- The problem:
Make an exact copy of all the entries below, with the pictures left out.

- Supplied material:
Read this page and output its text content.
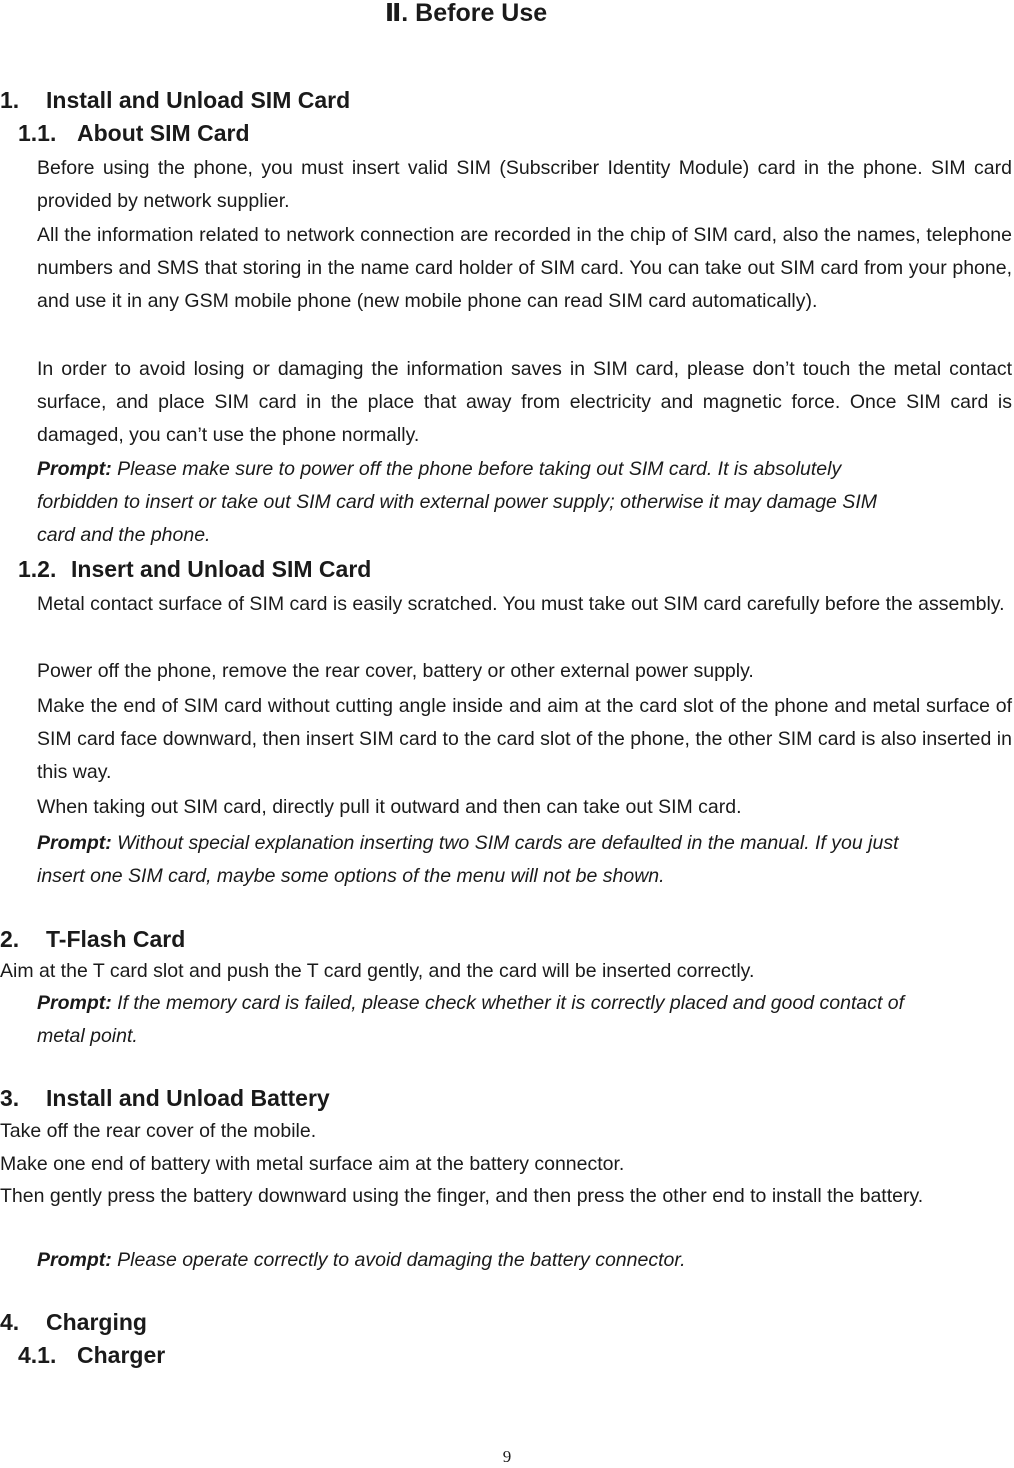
Ⅱ. Before Use
1. Install and Unload SIM Card
1.1. About SIM Card

Before using the phone, you must insert valid SIM (Subscriber Identity Module) card in the phone. SIM card provided by network supplier.

All the information related to network connection are recorded in the chip of SIM card, also the names, telephone numbers and SMS that storing in the name card holder of SIM card. You can take out SIM card from your phone, and use it in any GSM mobile phone (new mobile phone can read SIM card automatically).

In order to avoid losing or damaging the information saves in SIM card, please don’t touch the metal contact surface, and place SIM card in the place that away from electricity and magnetic force. Once SIM card is damaged, you can’t use the phone normally.

Prompt: Please make sure to power off the phone before taking out SIM card. It is absolutely
forbidden to insert or take out SIM card with external power supply; otherwise it may damage SIM
card and the phone.
1.2. Insert and Unload SIM Card

Metal contact surface of SIM card is easily scratched. You must take out SIM card carefully before the assembly.

Power off the phone, remove the rear cover, battery or other external power supply.

Make the end of SIM card without cutting angle inside and aim at the card slot of the phone and metal surface of SIM card face downward, then insert SIM card to the card slot of the phone, the other SIM card is also inserted in this way.

When taking out SIM card, directly pull it outward and then can take out SIM card.

Prompt: Without special explanation inserting two SIM cards are defaulted in the manual. If you just
insert one SIM card, maybe some options of the menu will not be shown.
2. T-Flash Card

Aim at the T card slot and push the T card gently, and the card will be inserted correctly.

Prompt: If the memory card is failed, please check whether it is correctly placed and good contact of
metal point.
3. Install and Unload Battery

Take off the rear cover of the mobile.

Make one end of battery with metal surface aim at the battery connector.

Then gently press the battery downward using the finger, and then press the other end to install the battery.

Prompt: Please operate correctly to avoid damaging the battery connector.
4. Charging
4.1. Charger
9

- Worked solution:
Read this page and output its text content.
Ⅱ. Before Use
1. Install and Unload SIM Card
1.1. About SIM Card

Before using the phone, you must insert valid SIM (Subscriber Identity Module) card in the phone. SIM card provided by network supplier.

All the information related to network connection are recorded in the chip of SIM card, also the names, telephone numbers and SMS that storing in the name card holder of SIM card. You can take out SIM card from your phone, and use it in any GSM mobile phone (new mobile phone can read SIM card automatically).

In order to avoid losing or damaging the information saves in SIM card, please don’t touch the metal contact surface, and place SIM card in the place that away from electricity and magnetic force. Once SIM card is damaged, you can’t use the phone normally.

Prompt: Please make sure to power off the phone before taking out SIM card. It is absolutely
forbidden to insert or take out SIM card with external power supply; otherwise it may damage SIM
card and the phone.
1.2. Insert and Unload SIM Card

Metal contact surface of SIM card is easily scratched. You must take out SIM card carefully before the assembly.

Power off the phone, remove the rear cover, battery or other external power supply.

Make the end of SIM card without cutting angle inside and aim at the card slot of the phone and metal surface of SIM card face downward, then insert SIM card to the card slot of the phone, the other SIM card is also inserted in this way.

When taking out SIM card, directly pull it outward and then can take out SIM card.

Prompt: Without special explanation inserting two SIM cards are defaulted in the manual. If you just
insert one SIM card, maybe some options of the menu will not be shown.
2. T-Flash Card

Aim at the T card slot and push the T card gently, and the card will be inserted correctly.

Prompt: If the memory card is failed, please check whether it is correctly placed and good contact of
metal point.
3. Install and Unload Battery

Take off the rear cover of the mobile.

Make one end of battery with metal surface aim at the battery connector.

Then gently press the battery downward using the finger, and then press the other end to install the battery.

Prompt: Please operate correctly to avoid damaging the battery connector.
4. Charging
4.1. Charger
9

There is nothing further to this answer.